WRITTEN EXERCISE -> Where a line holds the word "Desenrola", copy that line.
** begin GIVEN DATA **
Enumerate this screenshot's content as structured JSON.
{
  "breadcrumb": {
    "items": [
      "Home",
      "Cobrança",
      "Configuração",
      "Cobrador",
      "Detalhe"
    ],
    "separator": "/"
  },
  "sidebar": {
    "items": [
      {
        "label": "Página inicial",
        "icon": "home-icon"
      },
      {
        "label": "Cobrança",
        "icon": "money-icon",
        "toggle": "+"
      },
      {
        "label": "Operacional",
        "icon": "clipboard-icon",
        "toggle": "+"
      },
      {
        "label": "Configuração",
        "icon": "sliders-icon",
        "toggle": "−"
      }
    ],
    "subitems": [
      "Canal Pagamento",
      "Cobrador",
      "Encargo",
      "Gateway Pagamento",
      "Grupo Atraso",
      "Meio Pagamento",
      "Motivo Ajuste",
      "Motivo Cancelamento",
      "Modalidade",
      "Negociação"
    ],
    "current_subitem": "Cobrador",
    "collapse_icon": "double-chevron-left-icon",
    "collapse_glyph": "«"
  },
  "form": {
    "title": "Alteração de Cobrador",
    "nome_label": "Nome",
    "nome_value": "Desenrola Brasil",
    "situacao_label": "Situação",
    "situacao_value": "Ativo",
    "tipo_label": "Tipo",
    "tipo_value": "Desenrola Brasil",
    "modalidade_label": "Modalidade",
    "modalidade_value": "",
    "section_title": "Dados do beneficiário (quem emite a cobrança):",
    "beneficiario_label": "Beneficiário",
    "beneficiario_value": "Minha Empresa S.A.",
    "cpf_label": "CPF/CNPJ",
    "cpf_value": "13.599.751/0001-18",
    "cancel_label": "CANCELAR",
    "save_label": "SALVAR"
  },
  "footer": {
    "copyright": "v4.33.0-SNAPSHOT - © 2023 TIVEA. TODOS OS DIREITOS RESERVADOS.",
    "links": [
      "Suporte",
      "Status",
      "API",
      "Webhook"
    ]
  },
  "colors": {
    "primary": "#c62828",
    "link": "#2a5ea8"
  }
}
** end GIVEN DATA **
ANSWER FOR THIS EXERCISE ->
    "nome_value": "Desenrola Brasil",
    "tipo_value": "Desenrola Brasil",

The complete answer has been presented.